What is asked =>
Pick out all lines with the word "invoice" from the records that follow.
>> start Data listing
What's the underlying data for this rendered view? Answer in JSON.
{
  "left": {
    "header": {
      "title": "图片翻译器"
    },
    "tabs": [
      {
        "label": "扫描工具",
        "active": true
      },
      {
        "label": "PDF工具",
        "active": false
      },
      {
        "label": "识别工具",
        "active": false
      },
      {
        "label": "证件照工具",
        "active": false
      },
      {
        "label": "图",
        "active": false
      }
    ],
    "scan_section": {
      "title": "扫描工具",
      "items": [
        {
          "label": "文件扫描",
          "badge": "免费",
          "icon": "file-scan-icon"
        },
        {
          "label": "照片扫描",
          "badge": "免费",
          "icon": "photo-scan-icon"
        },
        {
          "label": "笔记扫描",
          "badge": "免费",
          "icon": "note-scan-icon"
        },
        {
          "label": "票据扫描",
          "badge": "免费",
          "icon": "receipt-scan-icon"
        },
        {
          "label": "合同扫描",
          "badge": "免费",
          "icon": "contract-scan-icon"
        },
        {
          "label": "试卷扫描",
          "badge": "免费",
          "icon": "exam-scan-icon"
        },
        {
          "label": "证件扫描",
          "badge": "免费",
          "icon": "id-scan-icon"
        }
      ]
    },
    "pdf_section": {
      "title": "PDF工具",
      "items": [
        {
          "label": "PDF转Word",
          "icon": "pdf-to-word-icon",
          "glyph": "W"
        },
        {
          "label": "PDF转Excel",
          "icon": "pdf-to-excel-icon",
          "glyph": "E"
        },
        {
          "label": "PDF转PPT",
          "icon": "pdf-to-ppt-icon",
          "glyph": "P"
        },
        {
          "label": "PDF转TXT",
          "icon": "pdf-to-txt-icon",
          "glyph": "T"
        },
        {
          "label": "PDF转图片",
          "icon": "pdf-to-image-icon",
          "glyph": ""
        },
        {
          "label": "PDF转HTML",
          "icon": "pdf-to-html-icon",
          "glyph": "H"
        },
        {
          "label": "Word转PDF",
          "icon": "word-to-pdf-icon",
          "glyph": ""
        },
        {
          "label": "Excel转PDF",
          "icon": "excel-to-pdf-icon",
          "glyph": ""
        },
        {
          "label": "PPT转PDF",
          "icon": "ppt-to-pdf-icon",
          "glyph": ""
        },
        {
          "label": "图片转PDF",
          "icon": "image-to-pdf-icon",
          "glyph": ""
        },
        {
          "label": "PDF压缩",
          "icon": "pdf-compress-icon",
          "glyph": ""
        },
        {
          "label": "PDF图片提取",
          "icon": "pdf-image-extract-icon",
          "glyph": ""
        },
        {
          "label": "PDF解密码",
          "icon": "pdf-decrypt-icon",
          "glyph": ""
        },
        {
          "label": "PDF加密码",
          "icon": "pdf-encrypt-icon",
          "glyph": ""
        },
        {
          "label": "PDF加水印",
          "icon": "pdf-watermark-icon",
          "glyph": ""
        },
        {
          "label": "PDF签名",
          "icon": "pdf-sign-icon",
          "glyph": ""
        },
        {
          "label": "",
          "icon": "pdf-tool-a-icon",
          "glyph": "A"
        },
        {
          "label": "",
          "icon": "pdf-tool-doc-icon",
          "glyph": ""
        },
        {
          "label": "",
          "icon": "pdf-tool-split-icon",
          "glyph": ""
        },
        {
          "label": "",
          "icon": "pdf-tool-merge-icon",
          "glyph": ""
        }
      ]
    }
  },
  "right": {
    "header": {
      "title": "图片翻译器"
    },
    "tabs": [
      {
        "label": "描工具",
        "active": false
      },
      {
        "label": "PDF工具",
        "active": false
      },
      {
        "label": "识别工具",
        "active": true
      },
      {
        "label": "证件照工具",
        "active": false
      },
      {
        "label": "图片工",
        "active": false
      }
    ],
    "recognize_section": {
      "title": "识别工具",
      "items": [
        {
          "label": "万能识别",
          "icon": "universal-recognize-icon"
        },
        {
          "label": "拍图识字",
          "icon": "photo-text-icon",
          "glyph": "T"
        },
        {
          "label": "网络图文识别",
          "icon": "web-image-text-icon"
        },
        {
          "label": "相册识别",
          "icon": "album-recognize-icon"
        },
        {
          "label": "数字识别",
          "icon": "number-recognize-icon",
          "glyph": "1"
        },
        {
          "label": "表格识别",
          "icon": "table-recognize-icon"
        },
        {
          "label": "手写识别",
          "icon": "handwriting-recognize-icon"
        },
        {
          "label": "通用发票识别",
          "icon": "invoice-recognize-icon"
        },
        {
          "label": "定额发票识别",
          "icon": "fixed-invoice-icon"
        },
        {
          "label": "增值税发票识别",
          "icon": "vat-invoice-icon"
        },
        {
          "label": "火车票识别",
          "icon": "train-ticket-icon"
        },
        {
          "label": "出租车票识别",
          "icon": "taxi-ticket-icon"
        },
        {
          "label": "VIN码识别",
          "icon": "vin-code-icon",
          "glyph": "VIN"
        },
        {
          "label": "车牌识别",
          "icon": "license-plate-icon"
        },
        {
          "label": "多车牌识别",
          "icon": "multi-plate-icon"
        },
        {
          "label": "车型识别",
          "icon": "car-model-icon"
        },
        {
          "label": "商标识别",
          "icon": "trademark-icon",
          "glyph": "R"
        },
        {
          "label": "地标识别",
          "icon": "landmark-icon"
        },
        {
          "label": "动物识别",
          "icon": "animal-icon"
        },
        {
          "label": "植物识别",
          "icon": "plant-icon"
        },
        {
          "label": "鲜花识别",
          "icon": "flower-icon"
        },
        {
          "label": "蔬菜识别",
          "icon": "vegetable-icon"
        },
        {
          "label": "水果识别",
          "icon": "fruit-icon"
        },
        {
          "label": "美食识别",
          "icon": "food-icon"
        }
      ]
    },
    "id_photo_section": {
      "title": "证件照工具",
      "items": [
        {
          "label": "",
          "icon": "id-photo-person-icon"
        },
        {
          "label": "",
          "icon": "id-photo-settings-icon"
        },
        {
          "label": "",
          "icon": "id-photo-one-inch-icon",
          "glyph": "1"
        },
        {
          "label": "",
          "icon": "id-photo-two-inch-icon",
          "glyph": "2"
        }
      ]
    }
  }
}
>> end Data listing
Reply to the task =>
          "icon": "invoice-recognize-icon"
          "icon": "fixed-invoice-icon"
          "icon": "vat-invoice-icon"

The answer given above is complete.